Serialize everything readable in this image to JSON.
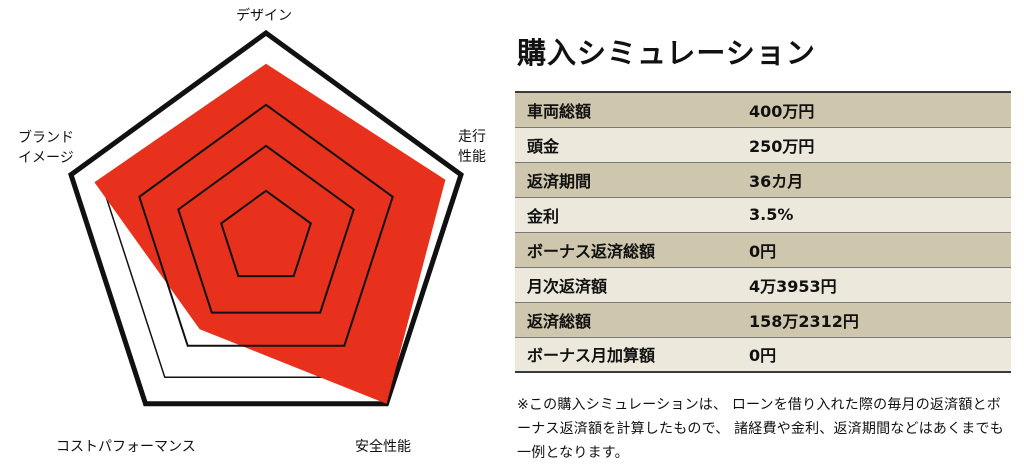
{
  "radar": {
    "axes": [
      {
        "label_lines": [
          "デザイン"
        ],
        "value": 0.85
      },
      {
        "label_lines": [
          "走行",
          "性能"
        ],
        "value": 0.92
      },
      {
        "label_lines": [
          "安全性能"
        ],
        "value": 1.0
      },
      {
        "label_lines": [
          "コストパフォーマンス"
        ],
        "value": 0.55
      },
      {
        "label_lines": [
          "ブランド",
          "イメージ"
        ],
        "value": 0.88
      }
    ],
    "rings": 4,
    "fill_color": "#e8311c",
    "ring_color": "#111111"
  },
  "simulation": {
    "title": "購入シミュレーション",
    "rows": [
      {
        "label": "車両総額",
        "value": "400万円"
      },
      {
        "label": "頭金",
        "value": "250万円"
      },
      {
        "label": "返済期間",
        "value": "36カ月"
      },
      {
        "label": "金利",
        "value": "3.5%"
      },
      {
        "label": "ボーナス返済総額",
        "value": "0円"
      },
      {
        "label": "月次返済額",
        "value": "4万3953円"
      },
      {
        "label": "返済総額",
        "value": "158万2312円"
      },
      {
        "label": "ボーナス月加算額",
        "value": "0円"
      }
    ],
    "note": "※この購入シミュレーションは、 ローンを借り入れた際の毎月の返済額とボーナス返済額を計算したもので、 諸経費や金利、返済期間などはあくまでも一例となります。",
    "row_colors": [
      "#cfc7ad",
      "#ece8dc"
    ]
  }
}
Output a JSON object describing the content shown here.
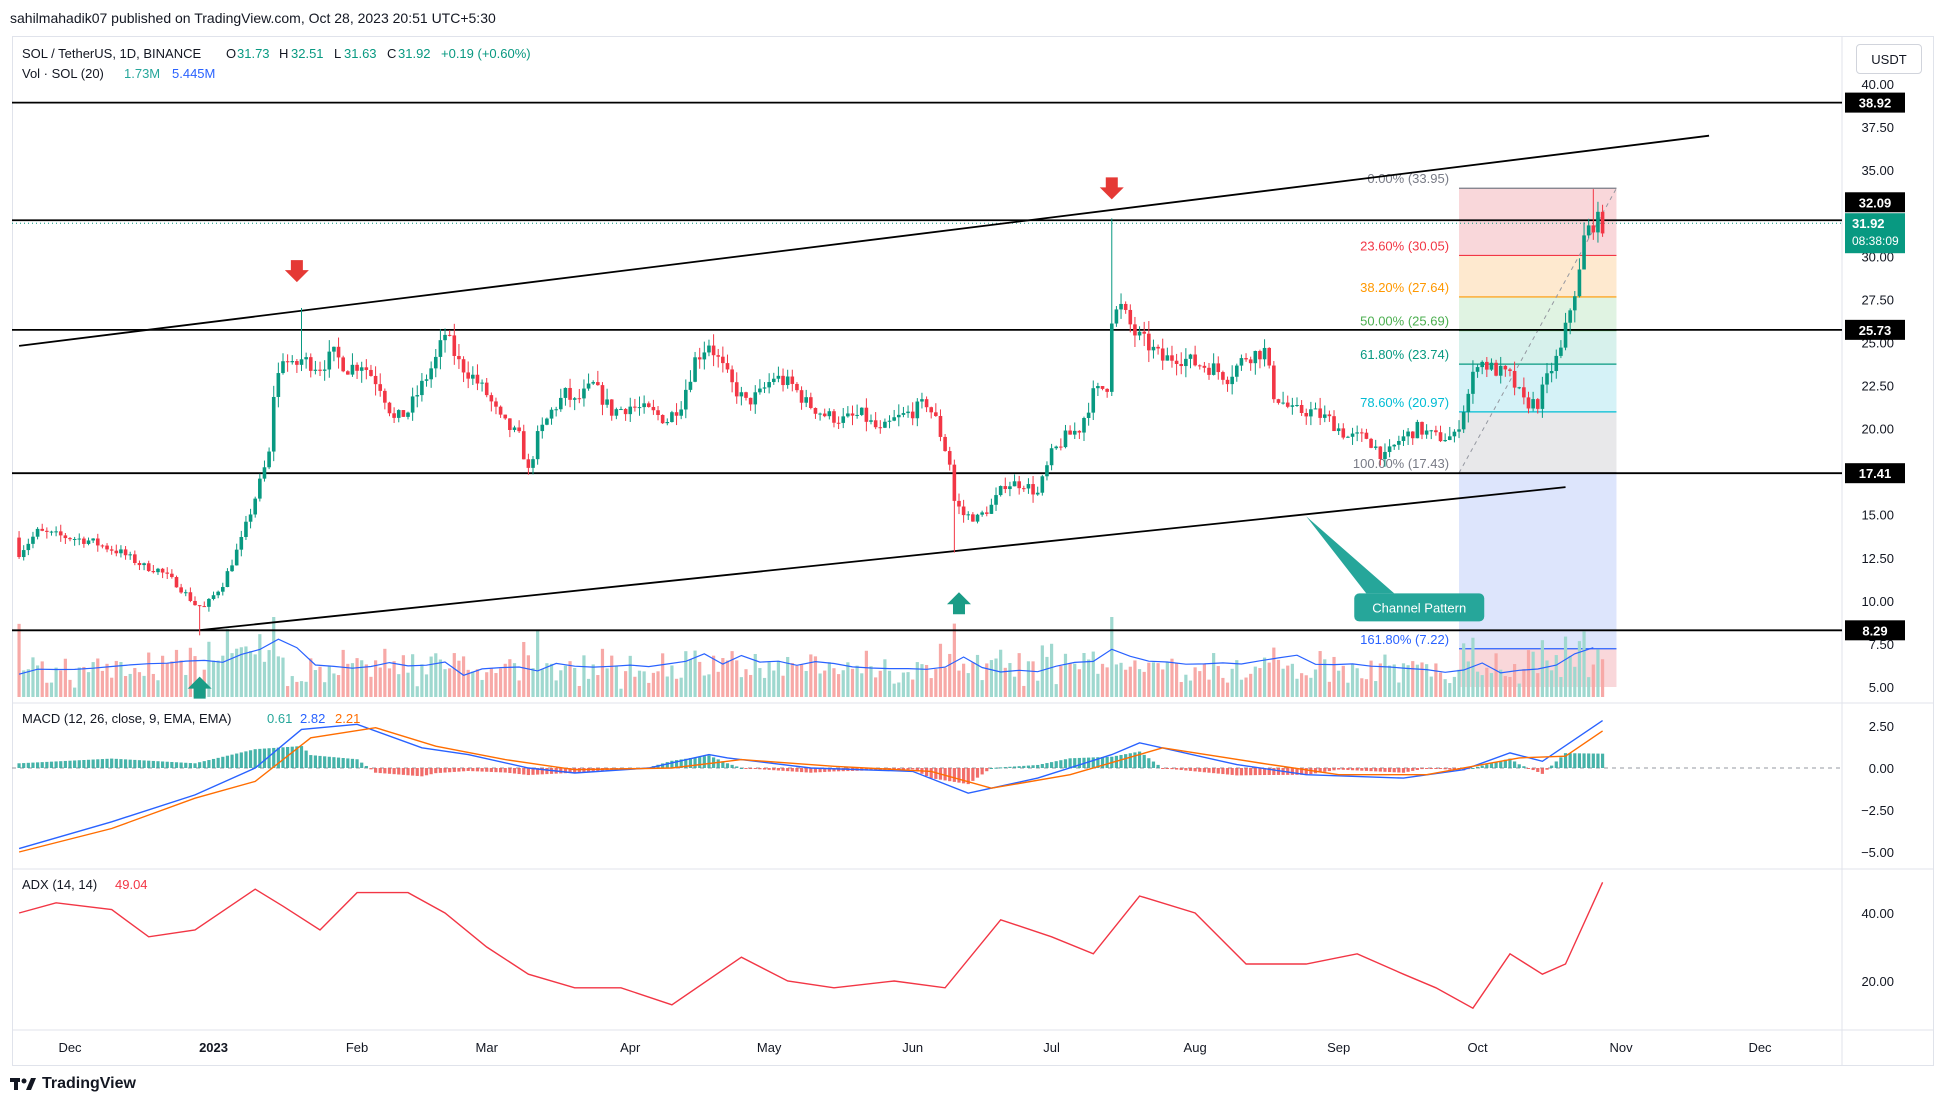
{
  "publisher_line": "sahilmahadik07 published on TradingView.com, Oct 28, 2023 20:51 UTC+5:30",
  "currency_button": "USDT",
  "footer_brand": "TradingView",
  "colors": {
    "up": "#089981",
    "down": "#f23645",
    "vol_up": "#9fd8cf",
    "vol_down": "#f7a9a7",
    "vol_ma": "#2962ff",
    "macd": "#2962ff",
    "signal": "#ff6d00",
    "adx": "#f23645",
    "level_line": "#000000",
    "callout": "#26a69a"
  },
  "chart_data": [
    {
      "type": "candlestick",
      "legend": {
        "symbol": "SOL / TetherUS, 1D, BINANCE",
        "o_label": "O",
        "o": "31.73",
        "h_label": "H",
        "h": "32.51",
        "l_label": "L",
        "l": "31.63",
        "c_label": "C",
        "c": "31.92",
        "change": "+0.19 (+0.60%)"
      },
      "volume_legend": {
        "label": "Vol · SOL (20)",
        "v1": "1.73M",
        "v2": "5.445M"
      },
      "y_ticks": [
        "40.00",
        "37.50",
        "35.00",
        "30.00",
        "27.50",
        "25.00",
        "22.50",
        "20.00",
        "15.00",
        "12.50",
        "10.00",
        "7.50",
        "5.00"
      ],
      "x_ticks": [
        "Dec",
        "2023",
        "Feb",
        "Mar",
        "Apr",
        "May",
        "Jun",
        "Jul",
        "Aug",
        "Sep",
        "Oct",
        "Nov",
        "Dec"
      ],
      "price_labels": [
        {
          "text": "38.92",
          "value": 38.92,
          "kind": "level"
        },
        {
          "text": "32.09",
          "value": 32.09,
          "kind": "level"
        },
        {
          "text": "31.92",
          "value": 31.92,
          "kind": "last",
          "sub": "08:38:09"
        },
        {
          "text": "25.73",
          "value": 25.73,
          "kind": "level"
        },
        {
          "text": "17.41",
          "value": 17.41,
          "kind": "level"
        },
        {
          "text": "8.29",
          "value": 8.29,
          "kind": "level"
        }
      ],
      "horizontal_levels": [
        38.92,
        32.09,
        25.73,
        17.41,
        8.29
      ],
      "channel": {
        "upper": [
          {
            "date": "2022-11-20",
            "value": 24.8
          },
          {
            "date": "2023-11-20",
            "value": 37.0
          }
        ],
        "lower": [
          {
            "date": "2022-12-29",
            "value": 8.3
          },
          {
            "date": "2023-10-20",
            "value": 16.6
          }
        ]
      },
      "fibonacci": {
        "start": "2023-09-27",
        "end": "2023-10-31",
        "levels": [
          {
            "label": "0.00% (33.95)",
            "value": 33.95,
            "color": "#787b86"
          },
          {
            "label": "23.60% (30.05)",
            "value": 30.05,
            "color": "#f23645"
          },
          {
            "label": "38.20% (27.64)",
            "value": 27.64,
            "color": "#ff9800"
          },
          {
            "label": "50.00% (25.69)",
            "value": 25.69,
            "color": "#4caf50"
          },
          {
            "label": "61.80% (23.74)",
            "value": 23.74,
            "color": "#089981"
          },
          {
            "label": "78.60% (20.97)",
            "value": 20.97,
            "color": "#00bcd4"
          },
          {
            "label": "100.00% (17.43)",
            "value": 17.43,
            "color": "#787b86"
          },
          {
            "label": "161.80% (7.22)",
            "value": 7.22,
            "color": "#2962ff"
          }
        ]
      },
      "annotations": [
        {
          "type": "arrow-down",
          "date": "2023-01-19",
          "value": 28.5
        },
        {
          "type": "arrow-down",
          "date": "2023-07-14",
          "value": 33.3
        },
        {
          "type": "arrow-up",
          "date": "2022-12-29",
          "value": 5.6
        },
        {
          "type": "arrow-up",
          "date": "2023-06-11",
          "value": 10.5
        },
        {
          "type": "callout",
          "text": "Channel Pattern",
          "date": "2023-08-25",
          "value": 14.9
        }
      ],
      "close_points": [
        [
          "2022-11-20",
          12.8
        ],
        [
          "2022-11-24",
          14.0
        ],
        [
          "2022-11-28",
          13.8
        ],
        [
          "2022-12-05",
          13.5
        ],
        [
          "2022-12-12",
          12.8
        ],
        [
          "2022-12-17",
          12.0
        ],
        [
          "2022-12-20",
          11.8
        ],
        [
          "2022-12-24",
          11.0
        ],
        [
          "2022-12-28",
          9.8
        ],
        [
          "2022-12-30",
          9.6
        ],
        [
          "2023-01-03",
          11.0
        ],
        [
          "2023-01-07",
          13.5
        ],
        [
          "2023-01-10",
          16.0
        ],
        [
          "2023-01-13",
          18.5
        ],
        [
          "2023-01-14",
          22.0
        ],
        [
          "2023-01-16",
          24.2
        ],
        [
          "2023-01-18",
          23.5
        ],
        [
          "2023-01-20",
          24.0
        ],
        [
          "2023-01-24",
          23.6
        ],
        [
          "2023-01-27",
          24.3
        ],
        [
          "2023-01-30",
          23.5
        ],
        [
          "2023-02-02",
          23.8
        ],
        [
          "2023-02-06",
          22.5
        ],
        [
          "2023-02-09",
          20.5
        ],
        [
          "2023-02-12",
          21.0
        ],
        [
          "2023-02-15",
          22.5
        ],
        [
          "2023-02-18",
          24.0
        ],
        [
          "2023-02-20",
          25.5
        ],
        [
          "2023-02-23",
          23.8
        ],
        [
          "2023-02-26",
          23.0
        ],
        [
          "2023-03-01",
          22.0
        ],
        [
          "2023-03-04",
          20.5
        ],
        [
          "2023-03-08",
          19.5
        ],
        [
          "2023-03-10",
          17.5
        ],
        [
          "2023-03-12",
          19.5
        ],
        [
          "2023-03-15",
          21.0
        ],
        [
          "2023-03-18",
          22.0
        ],
        [
          "2023-03-20",
          21.5
        ],
        [
          "2023-03-24",
          22.5
        ],
        [
          "2023-03-28",
          21.0
        ],
        [
          "2023-04-01",
          21.3
        ],
        [
          "2023-04-05",
          21.0
        ],
        [
          "2023-04-09",
          20.5
        ],
        [
          "2023-04-12",
          21.5
        ],
        [
          "2023-04-15",
          24.0
        ],
        [
          "2023-04-18",
          25.0
        ],
        [
          "2023-04-20",
          24.0
        ],
        [
          "2023-04-23",
          22.5
        ],
        [
          "2023-04-26",
          21.5
        ],
        [
          "2023-04-29",
          22.0
        ],
        [
          "2023-05-02",
          23.0
        ],
        [
          "2023-05-06",
          22.5
        ],
        [
          "2023-05-09",
          21.5
        ],
        [
          "2023-05-13",
          20.8
        ],
        [
          "2023-05-17",
          20.5
        ],
        [
          "2023-05-21",
          20.8
        ],
        [
          "2023-05-25",
          19.8
        ],
        [
          "2023-05-28",
          20.5
        ],
        [
          "2023-06-01",
          21.0
        ],
        [
          "2023-06-04",
          21.5
        ],
        [
          "2023-06-06",
          20.5
        ],
        [
          "2023-06-09",
          18.0
        ],
        [
          "2023-06-10",
          15.8
        ],
        [
          "2023-06-12",
          15.0
        ],
        [
          "2023-06-15",
          14.8
        ],
        [
          "2023-06-18",
          15.5
        ],
        [
          "2023-06-21",
          16.8
        ],
        [
          "2023-06-25",
          16.8
        ],
        [
          "2023-06-28",
          16.2
        ],
        [
          "2023-07-01",
          18.5
        ],
        [
          "2023-07-04",
          19.5
        ],
        [
          "2023-07-07",
          20.0
        ],
        [
          "2023-07-10",
          22.0
        ],
        [
          "2023-07-13",
          22.5
        ],
        [
          "2023-07-14",
          26.5
        ],
        [
          "2023-07-16",
          27.0
        ],
        [
          "2023-07-19",
          25.5
        ],
        [
          "2023-07-22",
          24.8
        ],
        [
          "2023-07-25",
          24.0
        ],
        [
          "2023-07-28",
          24.2
        ],
        [
          "2023-08-01",
          23.8
        ],
        [
          "2023-08-05",
          23.5
        ],
        [
          "2023-08-08",
          23.0
        ],
        [
          "2023-08-12",
          24.2
        ],
        [
          "2023-08-16",
          24.5
        ],
        [
          "2023-08-18",
          22.0
        ],
        [
          "2023-08-22",
          21.0
        ],
        [
          "2023-08-26",
          21.0
        ],
        [
          "2023-08-30",
          20.5
        ],
        [
          "2023-09-03",
          19.5
        ],
        [
          "2023-09-07",
          19.5
        ],
        [
          "2023-09-11",
          18.3
        ],
        [
          "2023-09-14",
          19.3
        ],
        [
          "2023-09-18",
          20.0
        ],
        [
          "2023-09-22",
          19.5
        ],
        [
          "2023-09-26",
          19.5
        ],
        [
          "2023-09-29",
          22.0
        ],
        [
          "2023-10-01",
          24.0
        ],
        [
          "2023-10-04",
          23.5
        ],
        [
          "2023-10-08",
          23.0
        ],
        [
          "2023-10-11",
          21.5
        ],
        [
          "2023-10-14",
          21.5
        ],
        [
          "2023-10-17",
          23.5
        ],
        [
          "2023-10-19",
          24.5
        ],
        [
          "2023-10-21",
          27.0
        ],
        [
          "2023-10-23",
          29.0
        ],
        [
          "2023-10-24",
          31.0
        ],
        [
          "2023-10-26",
          32.0
        ],
        [
          "2023-10-28",
          31.92
        ]
      ]
    },
    {
      "type": "line",
      "title": "MACD (12, 26, close, 9, EMA, EMA)",
      "values_legend": [
        "0.61",
        "2.82",
        "2.21"
      ],
      "y_ticks": [
        "2.50",
        "0.00",
        "−2.50",
        "−5.00"
      ],
      "series": [
        {
          "role": "macd",
          "values": [
            [
              "2022-11-20",
              -4.8
            ],
            [
              "2022-12-10",
              -3.2
            ],
            [
              "2022-12-28",
              -1.6
            ],
            [
              "2023-01-10",
              0.0
            ],
            [
              "2023-01-20",
              2.3
            ],
            [
              "2023-02-01",
              2.6
            ],
            [
              "2023-02-15",
              1.2
            ],
            [
              "2023-02-25",
              0.8
            ],
            [
              "2023-03-10",
              0.0
            ],
            [
              "2023-03-20",
              -0.3
            ],
            [
              "2023-04-05",
              0.0
            ],
            [
              "2023-04-18",
              0.8
            ],
            [
              "2023-04-22",
              0.6
            ],
            [
              "2023-05-10",
              0.0
            ],
            [
              "2023-06-01",
              -0.2
            ],
            [
              "2023-06-13",
              -1.5
            ],
            [
              "2023-06-28",
              -0.6
            ],
            [
              "2023-07-14",
              0.8
            ],
            [
              "2023-07-20",
              1.5
            ],
            [
              "2023-08-10",
              0.2
            ],
            [
              "2023-08-25",
              -0.4
            ],
            [
              "2023-09-15",
              -0.6
            ],
            [
              "2023-09-28",
              -0.1
            ],
            [
              "2023-10-08",
              0.9
            ],
            [
              "2023-10-15",
              0.4
            ],
            [
              "2023-10-28",
              2.82
            ]
          ]
        },
        {
          "role": "signal",
          "values": [
            [
              "2022-11-20",
              -5.0
            ],
            [
              "2022-12-10",
              -3.6
            ],
            [
              "2022-12-28",
              -1.8
            ],
            [
              "2023-01-10",
              -0.8
            ],
            [
              "2023-01-22",
              1.8
            ],
            [
              "2023-02-05",
              2.4
            ],
            [
              "2023-02-18",
              1.3
            ],
            [
              "2023-03-05",
              0.5
            ],
            [
              "2023-03-20",
              -0.1
            ],
            [
              "2023-04-10",
              0.0
            ],
            [
              "2023-04-25",
              0.5
            ],
            [
              "2023-05-15",
              0.1
            ],
            [
              "2023-06-05",
              -0.2
            ],
            [
              "2023-06-18",
              -1.2
            ],
            [
              "2023-07-05",
              -0.4
            ],
            [
              "2023-07-25",
              1.2
            ],
            [
              "2023-08-15",
              0.3
            ],
            [
              "2023-09-01",
              -0.4
            ],
            [
              "2023-09-20",
              -0.4
            ],
            [
              "2023-10-10",
              0.6
            ],
            [
              "2023-10-20",
              0.7
            ],
            [
              "2023-10-28",
              2.21
            ]
          ]
        }
      ]
    },
    {
      "type": "line",
      "title": "ADX (14, 14)",
      "value_legend": "49.04",
      "y_ticks": [
        "40.00",
        "20.00"
      ],
      "series": [
        {
          "role": "adx",
          "values": [
            [
              "2022-11-20",
              40
            ],
            [
              "2022-11-28",
              43
            ],
            [
              "2022-12-10",
              41
            ],
            [
              "2022-12-18",
              33
            ],
            [
              "2022-12-28",
              35
            ],
            [
              "2023-01-10",
              47
            ],
            [
              "2023-01-16",
              42
            ],
            [
              "2023-01-24",
              35
            ],
            [
              "2023-02-01",
              46
            ],
            [
              "2023-02-12",
              46
            ],
            [
              "2023-02-20",
              40
            ],
            [
              "2023-03-01",
              30
            ],
            [
              "2023-03-10",
              22
            ],
            [
              "2023-03-20",
              18
            ],
            [
              "2023-03-30",
              18
            ],
            [
              "2023-04-10",
              13
            ],
            [
              "2023-04-25",
              27
            ],
            [
              "2023-05-05",
              20
            ],
            [
              "2023-05-15",
              18
            ],
            [
              "2023-05-28",
              20
            ],
            [
              "2023-06-08",
              18
            ],
            [
              "2023-06-20",
              38
            ],
            [
              "2023-07-01",
              33
            ],
            [
              "2023-07-10",
              28
            ],
            [
              "2023-07-20",
              45
            ],
            [
              "2023-08-01",
              40
            ],
            [
              "2023-08-12",
              25
            ],
            [
              "2023-08-25",
              25
            ],
            [
              "2023-09-05",
              28
            ],
            [
              "2023-09-15",
              22
            ],
            [
              "2023-09-22",
              18
            ],
            [
              "2023-09-30",
              12
            ],
            [
              "2023-10-08",
              28
            ],
            [
              "2023-10-15",
              22
            ],
            [
              "2023-10-20",
              25
            ],
            [
              "2023-10-28",
              49.04
            ]
          ]
        }
      ]
    }
  ]
}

§

Look through the entries above; copy every line holding the string "title".

    "title": "購入シミュレーション",
      "title": "MACD (12, 26, close, 9, EMA, EMA)",
      "title": "ADX (14, 14)",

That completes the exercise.